Except for the images, repeat the entries below word for word.

——————————

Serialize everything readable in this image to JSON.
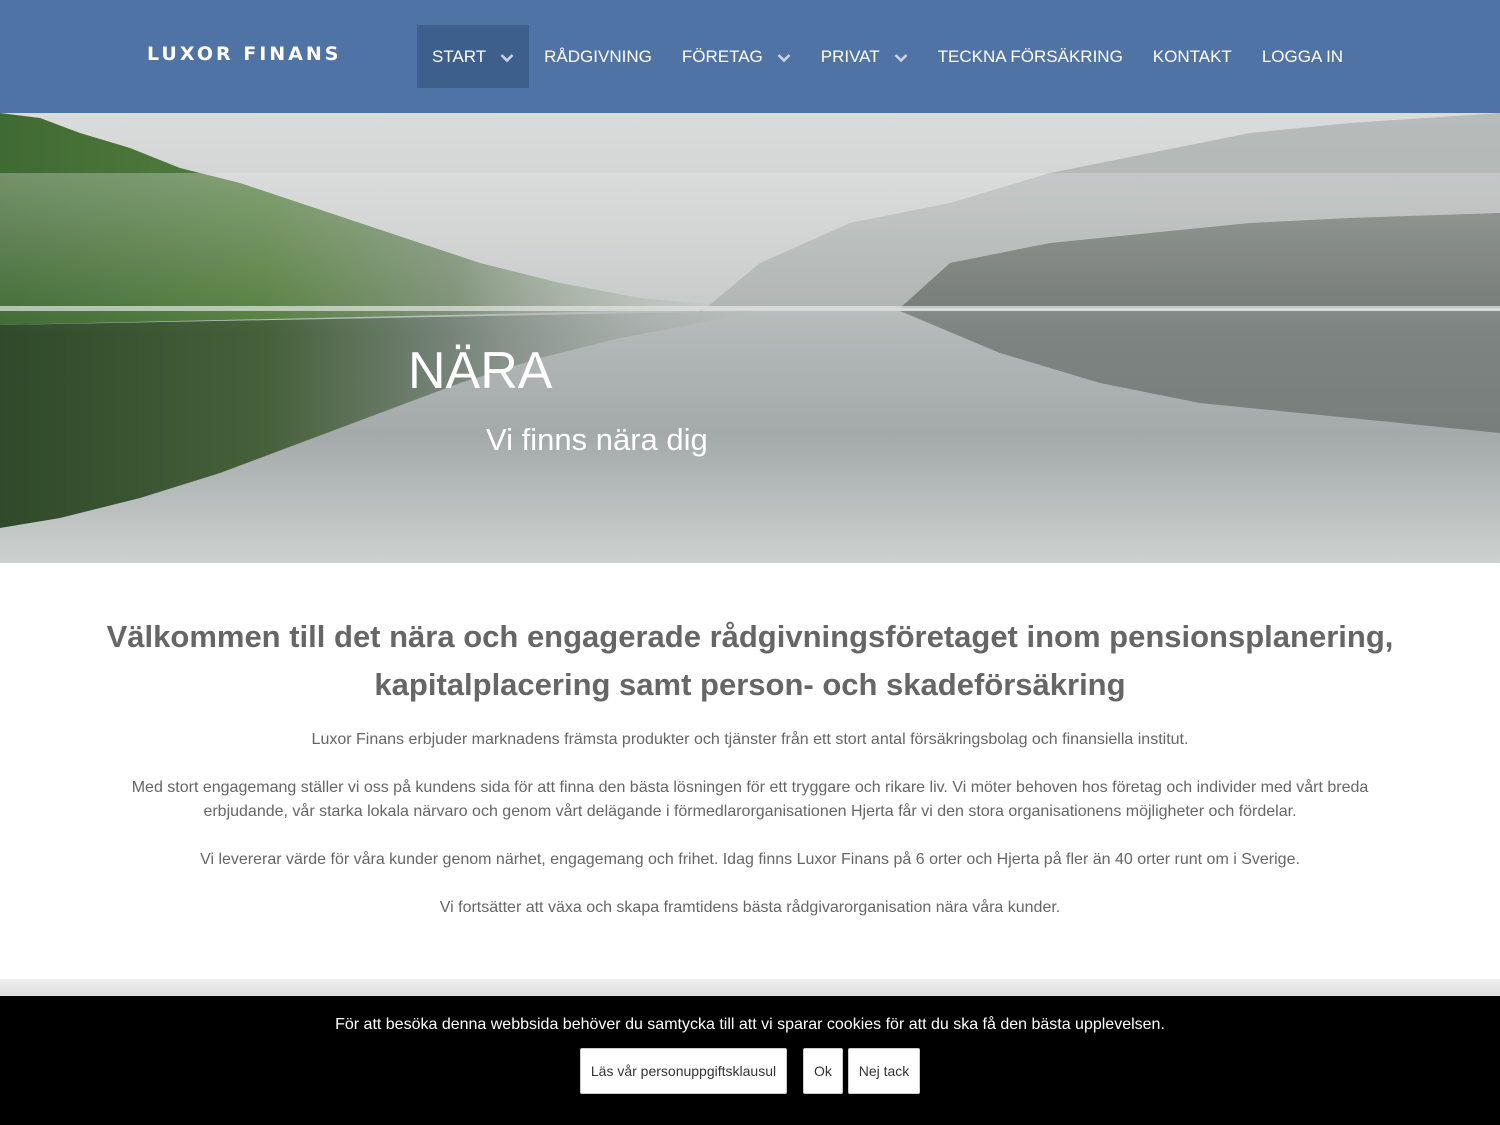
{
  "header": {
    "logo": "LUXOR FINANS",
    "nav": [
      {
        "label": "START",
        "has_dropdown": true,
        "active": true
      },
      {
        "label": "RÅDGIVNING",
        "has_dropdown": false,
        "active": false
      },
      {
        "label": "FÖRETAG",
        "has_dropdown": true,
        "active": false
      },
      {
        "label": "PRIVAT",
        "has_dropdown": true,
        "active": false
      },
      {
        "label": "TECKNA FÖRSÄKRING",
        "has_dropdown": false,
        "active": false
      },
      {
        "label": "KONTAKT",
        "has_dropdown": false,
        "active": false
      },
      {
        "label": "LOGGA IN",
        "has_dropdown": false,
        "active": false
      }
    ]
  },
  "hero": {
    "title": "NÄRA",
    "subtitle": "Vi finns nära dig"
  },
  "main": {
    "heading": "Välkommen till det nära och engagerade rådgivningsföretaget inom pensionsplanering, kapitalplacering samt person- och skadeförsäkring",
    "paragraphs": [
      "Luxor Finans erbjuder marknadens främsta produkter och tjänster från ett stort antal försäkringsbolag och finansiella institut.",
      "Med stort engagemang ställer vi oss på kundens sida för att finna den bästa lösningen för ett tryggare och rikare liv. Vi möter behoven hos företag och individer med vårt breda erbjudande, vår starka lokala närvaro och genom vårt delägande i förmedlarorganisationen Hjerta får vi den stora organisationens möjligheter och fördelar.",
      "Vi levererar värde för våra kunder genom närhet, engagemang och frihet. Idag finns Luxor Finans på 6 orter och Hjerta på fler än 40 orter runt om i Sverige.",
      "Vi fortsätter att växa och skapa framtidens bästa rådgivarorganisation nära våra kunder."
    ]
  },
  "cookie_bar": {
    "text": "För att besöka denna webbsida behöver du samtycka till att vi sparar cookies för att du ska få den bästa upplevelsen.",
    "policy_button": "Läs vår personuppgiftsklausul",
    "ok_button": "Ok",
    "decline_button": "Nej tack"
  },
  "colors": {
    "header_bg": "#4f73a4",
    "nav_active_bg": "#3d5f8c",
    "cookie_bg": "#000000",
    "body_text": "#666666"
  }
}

——————————

**EXPECTED OUTPUT:**
Serialize everything readable in this image to JSON.
{
  "header": {
    "logo": "LUXOR FINANS",
    "nav": [
      {
        "label": "START",
        "has_dropdown": true,
        "active": true
      },
      {
        "label": "RÅDGIVNING",
        "has_dropdown": false,
        "active": false
      },
      {
        "label": "FÖRETAG",
        "has_dropdown": true,
        "active": false
      },
      {
        "label": "PRIVAT",
        "has_dropdown": true,
        "active": false
      },
      {
        "label": "TECKNA FÖRSÄKRING",
        "has_dropdown": false,
        "active": false
      },
      {
        "label": "KONTAKT",
        "has_dropdown": false,
        "active": false
      },
      {
        "label": "LOGGA IN",
        "has_dropdown": false,
        "active": false
      }
    ]
  },
  "hero": {
    "title": "NÄRA",
    "subtitle": "Vi finns nära dig"
  },
  "main": {
    "heading": "Välkommen till det nära och engagerade rådgivningsföretaget inom pensionsplanering, kapitalplacering samt person- och skadeförsäkring",
    "paragraphs": [
      "Luxor Finans erbjuder marknadens främsta produkter och tjänster från ett stort antal försäkringsbolag och finansiella institut.",
      "Med stort engagemang ställer vi oss på kundens sida för att finna den bästa lösningen för ett tryggare och rikare liv. Vi möter behoven hos företag och individer med vårt breda erbjudande, vår starka lokala närvaro och genom vårt delägande i förmedlarorganisationen Hjerta får vi den stora organisationens möjligheter och fördelar.",
      "Vi levererar värde för våra kunder genom närhet, engagemang och frihet. Idag finns Luxor Finans på 6 orter och Hjerta på fler än 40 orter runt om i Sverige.",
      "Vi fortsätter att växa och skapa framtidens bästa rådgivarorganisation nära våra kunder."
    ]
  },
  "cookie_bar": {
    "text": "För att besöka denna webbsida behöver du samtycka till att vi sparar cookies för att du ska få den bästa upplevelsen.",
    "policy_button": "Läs vår personuppgiftsklausul",
    "ok_button": "Ok",
    "decline_button": "Nej tack"
  },
  "colors": {
    "header_bg": "#4f73a4",
    "nav_active_bg": "#3d5f8c",
    "cookie_bg": "#000000",
    "body_text": "#666666"
  }
}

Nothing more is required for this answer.